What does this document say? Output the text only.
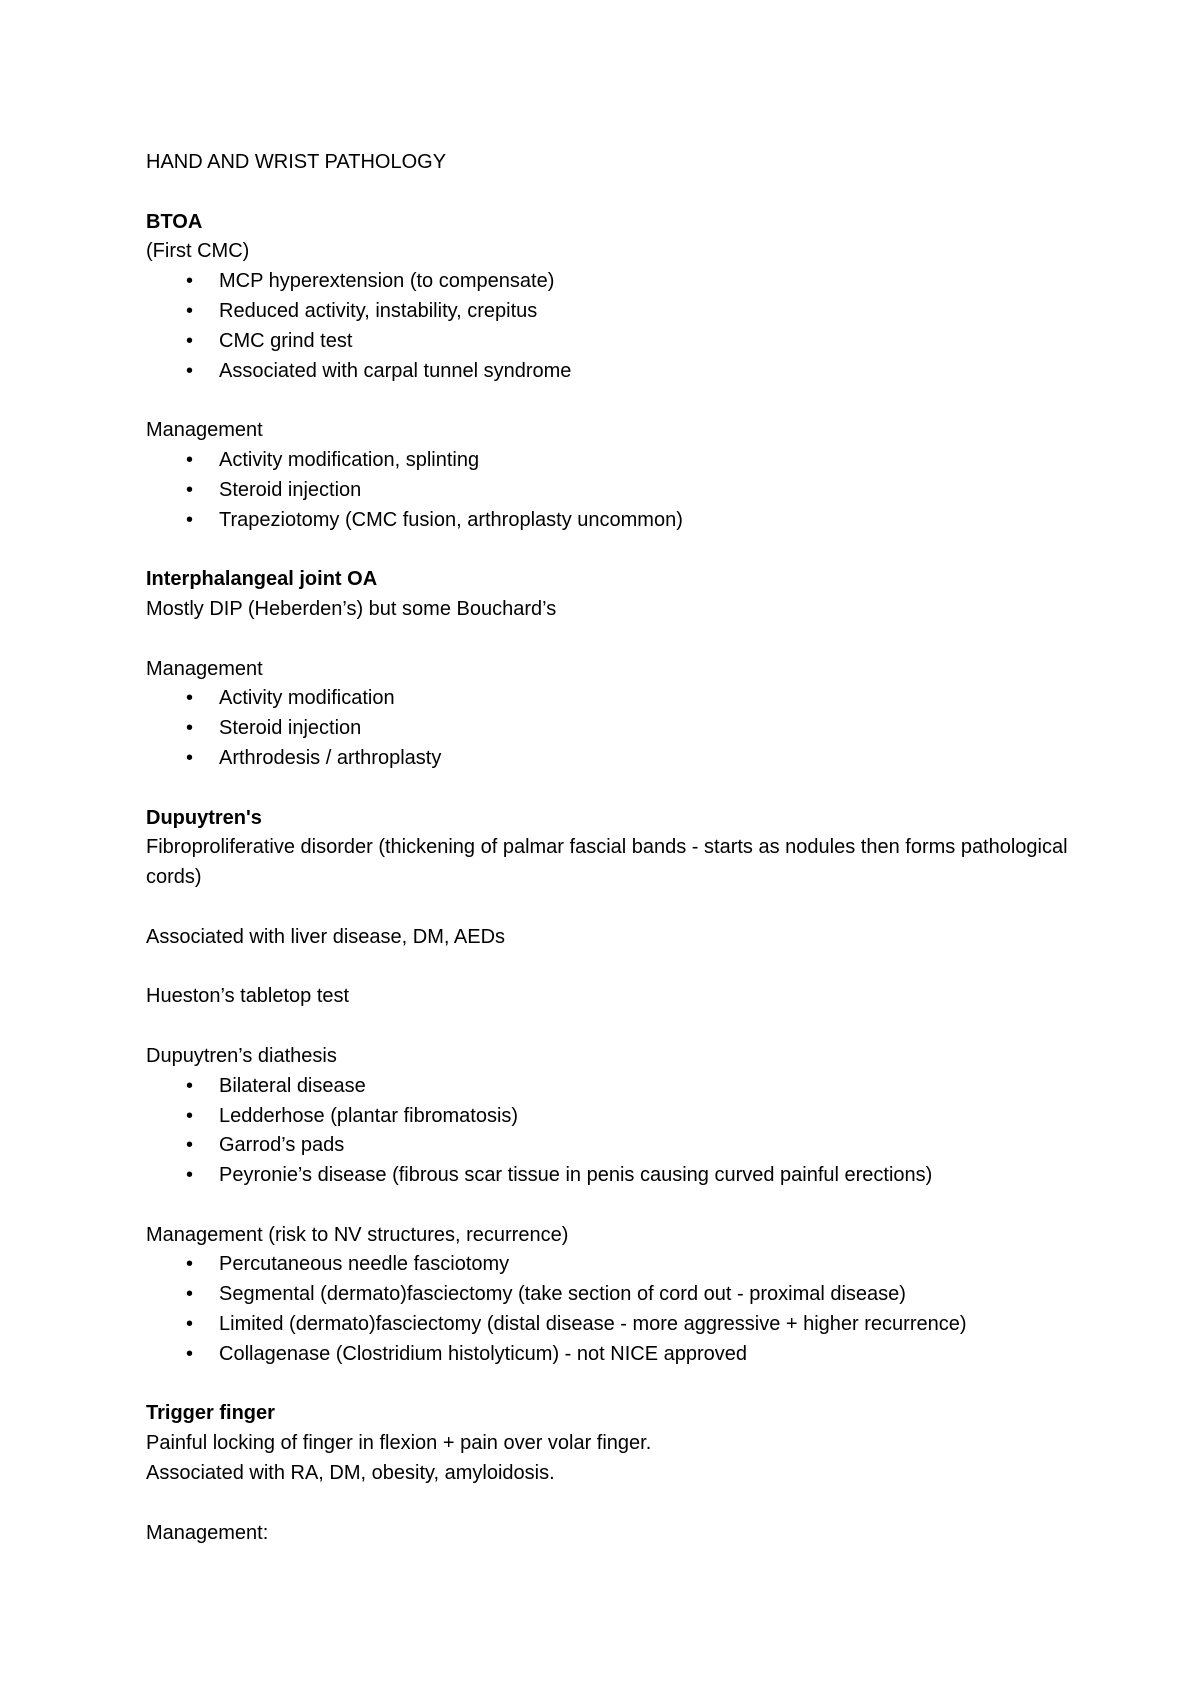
HAND AND WRIST PATHOLOGY
BTOA
(First CMC)
• MCP hyperextension (to compensate)
• Reduced activity, instability, crepitus
• CMC grind test
• Associated with carpal tunnel syndrome
Management
• Activity modification, splinting
• Steroid injection
• Trapeziotomy (CMC fusion, arthroplasty uncommon)
Interphalangeal joint OA
Mostly DIP (Heberden’s) but some Bouchard’s
Management
• Activity modification
• Steroid injection
• Arthrodesis / arthroplasty
Dupuytren's
Fibroproliferative disorder (thickening of palmar fascial bands - starts as nodules then forms pathological cords)
Associated with liver disease, DM, AEDs
Hueston’s tabletop test
Dupuytren’s diathesis
• Bilateral disease
• Ledderhose (plantar fibromatosis)
• Garrod’s pads
• Peyronie’s disease (fibrous scar tissue in penis causing curved painful erections)
Management (risk to NV structures, recurrence)
• Percutaneous needle fasciotomy
• Segmental (dermato)fasciectomy (take section of cord out - proximal disease)
• Limited (dermato)fasciectomy (distal disease - more aggressive + higher recurrence)
• Collagenase (Clostridium histolyticum) - not NICE approved
Trigger finger
Painful locking of finger in flexion + pain over volar finger.
Associated with RA, DM, obesity, amyloidosis.
Management:
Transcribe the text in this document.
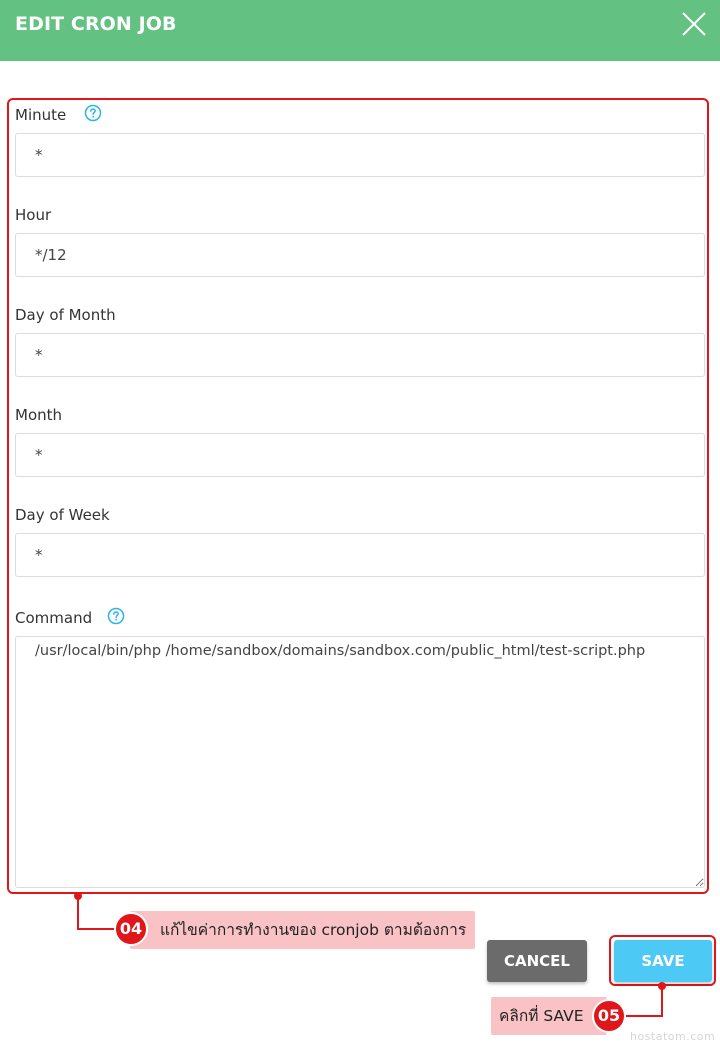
EDIT CRON JOB
Minute
*
Hour
*/12
Day of Month
*
Month
*
Day of Week
*
Command
/usr/local/bin/php /home/sandbox/domains/sandbox.com/public_html/test-script.php
แก้ไขค่าการทำงานของ cronjob ตามต้องการ
04
CANCEL	SAVE
คลิกที่ SAVE 05
hostatom.com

REQUIREMENT: Only the number is required: the count of lines containing the word "finger".

EXERCISE OUTPUT: 2